**PROMPT**
Transcribe the records that follow, preserving every word.

**LISTED ENTRIES**
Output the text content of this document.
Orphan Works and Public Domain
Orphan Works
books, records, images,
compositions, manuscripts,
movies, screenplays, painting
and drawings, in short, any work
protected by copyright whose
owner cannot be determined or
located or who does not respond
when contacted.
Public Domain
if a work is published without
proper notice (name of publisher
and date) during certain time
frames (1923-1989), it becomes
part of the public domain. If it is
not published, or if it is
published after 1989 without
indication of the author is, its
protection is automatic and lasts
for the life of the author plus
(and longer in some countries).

**OUTPUT OF THE EXERCISE**
Output the text content of this document.
Orphan Works and Public Domain
Orphan Works
books, records, images,
compositions, manuscripts,
movies, screenplays, painting
and drawings, in short, any work
protected by copyright whose
owner cannot be determined or
located or who does not respond
when contacted.
Public Domain
if a work is published without
proper notice (name of publisher
and date) during certain time
frames (1923-1989), it becomes
part of the public domain. If it is
not published, or if it is
published after 1989 without
indication of the author is, its
protection is automatic and lasts
for the life of the author plus
(and longer in some countries).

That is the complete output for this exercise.